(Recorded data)
□ □ □

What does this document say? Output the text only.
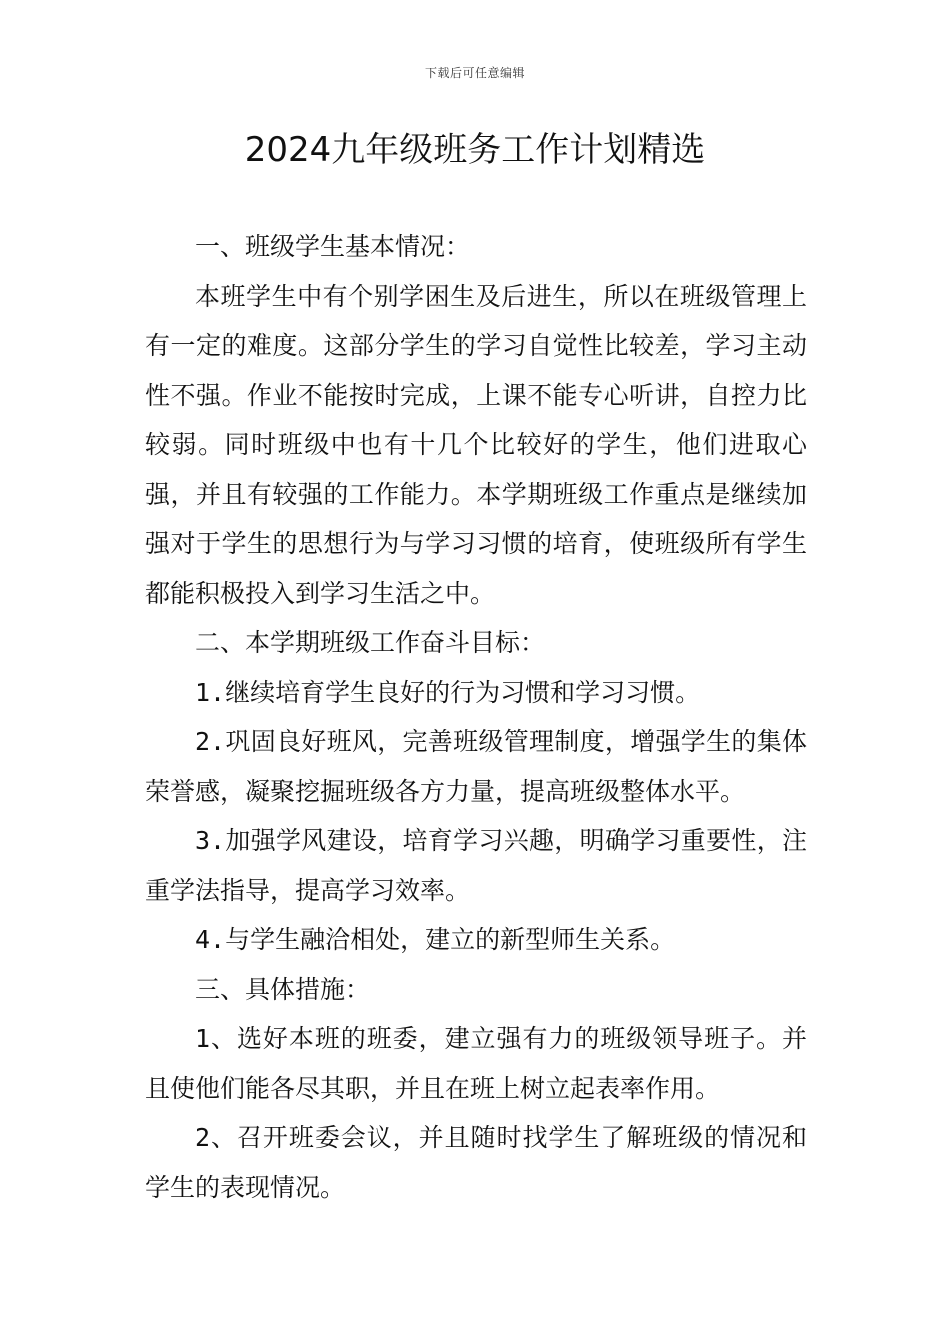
下载后可任意编辑
2024九年级班务工作计划精选

一、班级学生基本情况：

本班学生中有个别学困生及后进生，所以在班级管理上有一定的难度。这部分学生的学习自觉性比较差，学习主动性不强。作业不能按时完成，上课不能专心听讲，自控力比较弱。同时班级中也有十几个比较好的学生，他们进取心强，并且有较强的工作能力。本学期班级工作重点是继续加强对于学生的思想行为与学习习惯的培育，使班级所有学生都能积极投入到学习生活之中。

二、本学期班级工作奋斗目标：

1.继续培育学生良好的行为习惯和学习习惯。

2.巩固良好班风，完善班级管理制度，增强学生的集体荣誉感，凝聚挖掘班级各方力量，提高班级整体水平。

3.加强学风建设，培育学习兴趣，明确学习重要性，注重学法指导，提高学习效率。

4.与学生融洽相处，建立的新型师生关系。

三、具体措施：

1、选好本班的班委，建立强有力的班级领导班子。并且使他们能各尽其职，并且在班上树立起表率作用。

2、召开班委会议，并且随时找学生了解班级的情况和学生的表现情况。
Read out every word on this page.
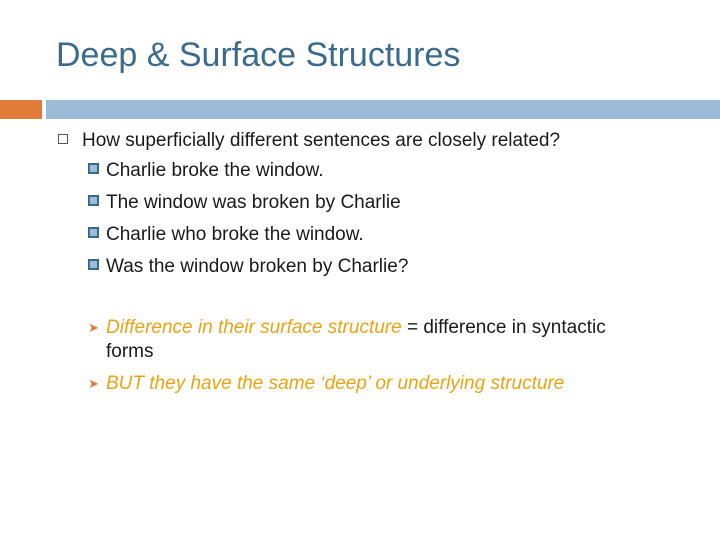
Deep & Surface Structures
How superficially different sentences are closely related?
Charlie broke the window.
The window was broken by Charlie
Charlie who broke the window.
Was the window broken by Charlie?
➤ Difference in their surface structure = difference in syntactic forms
➤ BUT they have the same ‘deep’ or underlying structure
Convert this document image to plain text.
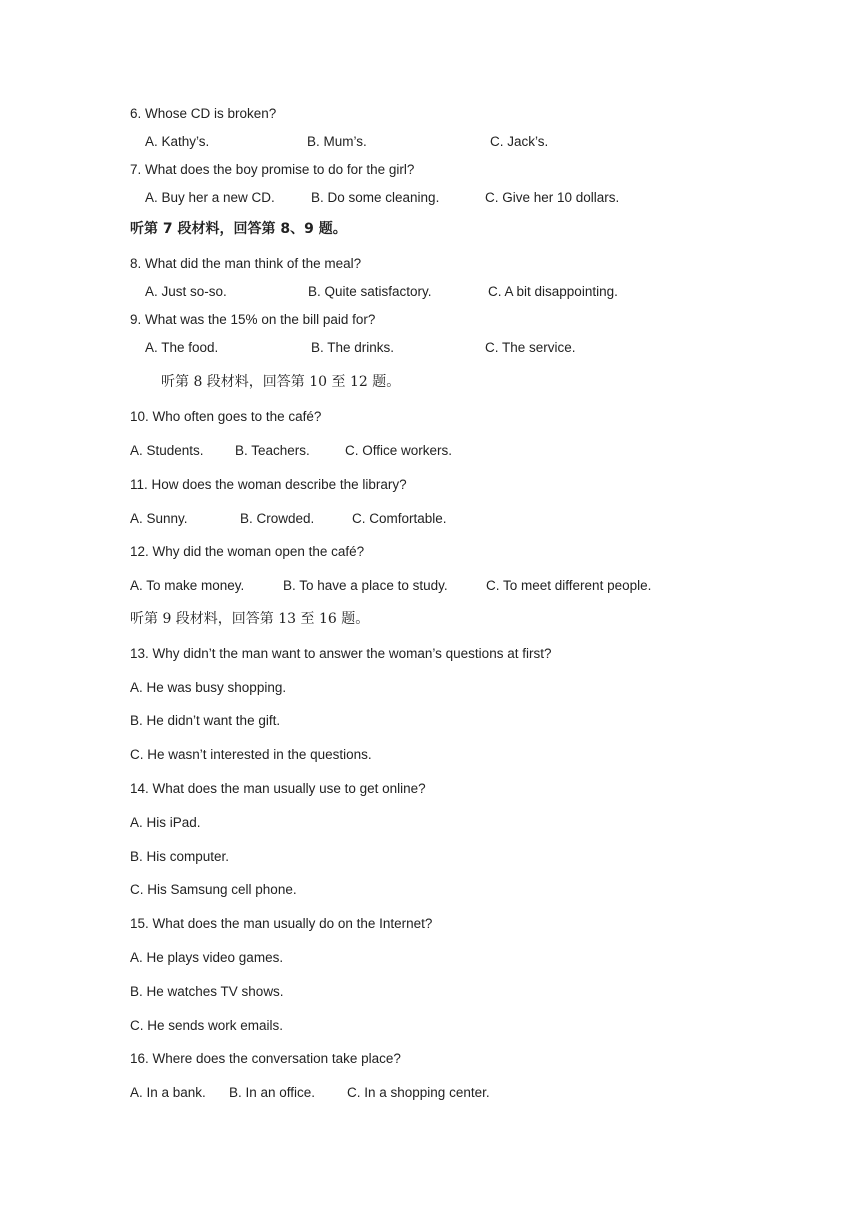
6. Whose CD is broken?
A. Kathy’s.	B. Mum’s.	C. Jack’s.
7. What does the boy promise to do for the girl?
A. Buy her a new CD.	B. Do some cleaning.	C. Give her 10 dollars.
听第 7 段材料，回答第 8、9 题。
8. What did the man think of the meal?
A. Just so-so.	B. Quite satisfactory.	C. A bit disappointing.
9. What was the 15% on the bill paid for?
A. The food.	B. The drinks.	C. The service.
听第 8 段材料，回答第 10 至 12 题。
10. Who often goes to the café?
A. Students. B. Teachers.	C. Office workers.
11. How does the woman describe the library?
A. Sunny.	B. Crowded.	C. Comfortable.
12. Why did the woman open the café?
A. To make money.	B. To have a place to study.	C. To meet different people.
听第 9 段材料，回答第 13 至 16 题。
13. Why didn’t the man want to answer the woman’s questions at first?
A. He was busy shopping.
B. He didn’t want the gift.
C. He wasn’t interested in the questions.
14. What does the man usually use to get online?
A. His iPad.
B. His computer.
C. His Samsung cell phone.
15. What does the man usually do on the Internet?
A. He plays video games.
B. He watches TV shows.
C. He sends work emails.
16. Where does the conversation take place?
A. In a bank. B. In an office. C. In a shopping center.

□ □ □

# THE TASK
Output all of the entries verbatim, leaving out any images.

# REPLY TO THE EXERCISE
What does this document say? Output the text only.
下载后可任意编辑
2024九年级班务工作计划精选

一、班级学生基本情况：

本班学生中有个别学困生及后进生，所以在班级管理上有一定的难度。这部分学生的学习自觉性比较差，学习主动性不强。作业不能按时完成，上课不能专心听讲，自控力比较弱。同时班级中也有十几个比较好的学生，他们进取心强，并且有较强的工作能力。本学期班级工作重点是继续加强对于学生的思想行为与学习习惯的培育，使班级所有学生都能积极投入到学习生活之中。

二、本学期班级工作奋斗目标：

1.继续培育学生良好的行为习惯和学习习惯。

2.巩固良好班风，完善班级管理制度，增强学生的集体荣誉感，凝聚挖掘班级各方力量，提高班级整体水平。

3.加强学风建设，培育学习兴趣，明确学习重要性，注重学法指导，提高学习效率。

4.与学生融洽相处，建立的新型师生关系。

三、具体措施：

1、选好本班的班委，建立强有力的班级领导班子。并且使他们能各尽其职，并且在班上树立起表率作用。

2、召开班委会议，并且随时找学生了解班级的情况和学生的表现情况。
Read out every word on this page.
Deep & Surface Structures
How superficially different sentences are closely related?
Charlie broke the window.
The window was broken by Charlie
Charlie who broke the window.
Was the window broken by Charlie?
➤ Difference in their surface structure = difference in syntactic forms
➤ BUT they have the same ‘deep’ or underlying structure
Convert this document image to plain text.
6. Whose CD is broken?
A. Kathy’s.	B. Mum’s.	C. Jack’s.
7. What does the boy promise to do for the girl?
A. Buy her a new CD.	B. Do some cleaning.	C. Give her 10 dollars.
听第 7 段材料，回答第 8、9 题。
8. What did the man think of the meal?
A. Just so-so.	B. Quite satisfactory.	C. A bit disappointing.
9. What was the 15% on the bill paid for?
A. The food.	B. The drinks.	C. The service.
听第 8 段材料，回答第 10 至 12 题。
10. Who often goes to the café?
A. Students. B. Teachers.	C. Office workers.
11. How does the woman describe the library?
A. Sunny.	B. Crowded.	C. Comfortable.
12. Why did the woman open the café?
A. To make money.	B. To have a place to study.	C. To meet different people.
听第 9 段材料，回答第 13 至 16 题。
13. Why didn’t the man want to answer the woman’s questions at first?
A. He was busy shopping.
B. He didn’t want the gift.
C. He wasn’t interested in the questions.
14. What does the man usually use to get online?
A. His iPad.
B. His computer.
C. His Samsung cell phone.
15. What does the man usually do on the Internet?
A. He plays video games.
B. He watches TV shows.
C. He sends work emails.
16. Where does the conversation take place?
A. In a bank. B. In an office. C. In a shopping center.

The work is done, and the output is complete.